Work to be completed>
Pull out every line of the listing below where "structure" appears.

[Items from a dataset]
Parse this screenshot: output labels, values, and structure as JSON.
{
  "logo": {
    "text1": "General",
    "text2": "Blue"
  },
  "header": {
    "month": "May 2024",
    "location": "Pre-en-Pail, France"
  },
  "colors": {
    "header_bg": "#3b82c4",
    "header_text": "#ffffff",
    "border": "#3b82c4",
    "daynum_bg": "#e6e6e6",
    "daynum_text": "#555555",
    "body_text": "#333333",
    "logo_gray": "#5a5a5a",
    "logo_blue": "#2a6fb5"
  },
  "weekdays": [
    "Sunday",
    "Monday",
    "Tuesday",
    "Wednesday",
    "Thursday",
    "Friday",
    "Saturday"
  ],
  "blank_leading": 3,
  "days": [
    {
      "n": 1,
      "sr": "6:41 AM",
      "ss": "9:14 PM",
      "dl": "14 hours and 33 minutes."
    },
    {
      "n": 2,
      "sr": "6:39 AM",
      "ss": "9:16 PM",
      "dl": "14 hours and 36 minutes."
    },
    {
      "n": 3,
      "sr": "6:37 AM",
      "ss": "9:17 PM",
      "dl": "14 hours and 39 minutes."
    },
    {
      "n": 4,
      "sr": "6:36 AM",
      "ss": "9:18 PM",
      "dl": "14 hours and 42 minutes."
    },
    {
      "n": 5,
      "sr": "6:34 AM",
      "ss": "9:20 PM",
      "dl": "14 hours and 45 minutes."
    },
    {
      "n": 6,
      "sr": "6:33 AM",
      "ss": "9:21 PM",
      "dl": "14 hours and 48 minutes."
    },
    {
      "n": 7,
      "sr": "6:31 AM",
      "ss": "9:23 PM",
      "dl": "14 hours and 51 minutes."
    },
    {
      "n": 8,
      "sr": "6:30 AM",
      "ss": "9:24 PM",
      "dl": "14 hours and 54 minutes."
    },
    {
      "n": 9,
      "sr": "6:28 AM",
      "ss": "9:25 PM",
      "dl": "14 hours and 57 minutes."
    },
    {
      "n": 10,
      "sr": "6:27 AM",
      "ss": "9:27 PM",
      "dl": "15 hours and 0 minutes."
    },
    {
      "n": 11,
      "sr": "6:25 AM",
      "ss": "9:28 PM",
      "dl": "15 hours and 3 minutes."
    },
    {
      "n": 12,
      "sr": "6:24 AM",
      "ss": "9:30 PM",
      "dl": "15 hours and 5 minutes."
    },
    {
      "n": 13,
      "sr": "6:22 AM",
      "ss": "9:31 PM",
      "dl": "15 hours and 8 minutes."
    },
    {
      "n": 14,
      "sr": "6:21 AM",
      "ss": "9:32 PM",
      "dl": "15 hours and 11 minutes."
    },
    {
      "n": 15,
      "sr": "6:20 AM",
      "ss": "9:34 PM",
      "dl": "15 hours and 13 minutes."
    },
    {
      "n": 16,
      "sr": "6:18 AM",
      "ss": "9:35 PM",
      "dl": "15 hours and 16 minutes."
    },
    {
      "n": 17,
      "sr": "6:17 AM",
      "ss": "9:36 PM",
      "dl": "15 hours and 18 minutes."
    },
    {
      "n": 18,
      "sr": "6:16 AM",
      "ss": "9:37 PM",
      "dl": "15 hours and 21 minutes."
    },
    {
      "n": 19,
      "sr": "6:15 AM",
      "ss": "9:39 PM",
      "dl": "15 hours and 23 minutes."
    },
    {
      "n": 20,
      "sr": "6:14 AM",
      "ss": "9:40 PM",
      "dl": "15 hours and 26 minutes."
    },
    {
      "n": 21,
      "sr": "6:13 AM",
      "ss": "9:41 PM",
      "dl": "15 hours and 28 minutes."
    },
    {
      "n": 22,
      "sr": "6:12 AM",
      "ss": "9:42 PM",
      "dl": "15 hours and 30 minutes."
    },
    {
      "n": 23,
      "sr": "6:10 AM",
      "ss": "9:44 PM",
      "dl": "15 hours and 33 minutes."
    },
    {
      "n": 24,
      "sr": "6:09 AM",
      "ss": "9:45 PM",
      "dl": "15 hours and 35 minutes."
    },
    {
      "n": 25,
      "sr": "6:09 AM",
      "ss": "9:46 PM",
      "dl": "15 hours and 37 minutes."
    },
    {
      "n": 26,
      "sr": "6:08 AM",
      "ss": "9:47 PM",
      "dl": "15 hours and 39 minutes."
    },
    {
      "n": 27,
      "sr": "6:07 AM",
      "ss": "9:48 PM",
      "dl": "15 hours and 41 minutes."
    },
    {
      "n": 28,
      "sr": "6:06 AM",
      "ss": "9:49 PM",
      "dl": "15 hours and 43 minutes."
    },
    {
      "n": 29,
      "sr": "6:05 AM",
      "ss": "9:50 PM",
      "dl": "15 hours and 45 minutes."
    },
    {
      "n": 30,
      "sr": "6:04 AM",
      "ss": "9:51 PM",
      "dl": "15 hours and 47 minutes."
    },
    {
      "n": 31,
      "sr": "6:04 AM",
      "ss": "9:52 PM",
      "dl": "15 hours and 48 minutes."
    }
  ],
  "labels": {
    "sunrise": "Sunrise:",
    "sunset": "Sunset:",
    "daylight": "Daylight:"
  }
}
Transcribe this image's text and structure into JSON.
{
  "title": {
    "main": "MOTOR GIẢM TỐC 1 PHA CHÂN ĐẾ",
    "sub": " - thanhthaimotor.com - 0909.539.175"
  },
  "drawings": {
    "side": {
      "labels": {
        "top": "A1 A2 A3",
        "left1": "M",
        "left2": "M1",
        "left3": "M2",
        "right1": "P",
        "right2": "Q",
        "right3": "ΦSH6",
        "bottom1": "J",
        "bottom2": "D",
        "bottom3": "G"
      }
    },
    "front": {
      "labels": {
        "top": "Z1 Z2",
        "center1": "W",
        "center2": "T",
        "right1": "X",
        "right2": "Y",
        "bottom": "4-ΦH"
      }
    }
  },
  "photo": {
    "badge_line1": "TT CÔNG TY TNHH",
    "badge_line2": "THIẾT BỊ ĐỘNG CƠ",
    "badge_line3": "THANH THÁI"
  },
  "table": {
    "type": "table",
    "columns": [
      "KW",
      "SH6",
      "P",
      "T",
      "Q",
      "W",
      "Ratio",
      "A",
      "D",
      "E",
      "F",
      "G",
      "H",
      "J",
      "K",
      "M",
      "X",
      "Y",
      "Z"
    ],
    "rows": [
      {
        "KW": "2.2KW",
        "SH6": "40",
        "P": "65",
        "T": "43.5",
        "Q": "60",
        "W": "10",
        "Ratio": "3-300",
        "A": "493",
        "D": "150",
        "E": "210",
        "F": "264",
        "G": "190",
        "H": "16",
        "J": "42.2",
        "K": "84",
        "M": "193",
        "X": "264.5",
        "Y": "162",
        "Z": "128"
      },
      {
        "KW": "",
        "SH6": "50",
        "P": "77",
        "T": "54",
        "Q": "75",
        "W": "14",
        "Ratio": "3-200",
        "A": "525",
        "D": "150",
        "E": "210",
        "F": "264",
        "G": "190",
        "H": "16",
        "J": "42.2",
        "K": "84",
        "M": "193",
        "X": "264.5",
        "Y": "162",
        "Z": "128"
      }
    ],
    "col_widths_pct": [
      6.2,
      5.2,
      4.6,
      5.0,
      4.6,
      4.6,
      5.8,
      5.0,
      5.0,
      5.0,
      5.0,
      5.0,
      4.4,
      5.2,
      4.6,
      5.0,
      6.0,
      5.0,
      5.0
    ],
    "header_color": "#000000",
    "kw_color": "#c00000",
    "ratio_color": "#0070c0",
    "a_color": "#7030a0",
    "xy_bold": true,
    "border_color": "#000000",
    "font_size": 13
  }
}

Completed task>
Parse this screenshot: output labels, values, and structure as JSON.
Transcribe this image's text and structure into JSON.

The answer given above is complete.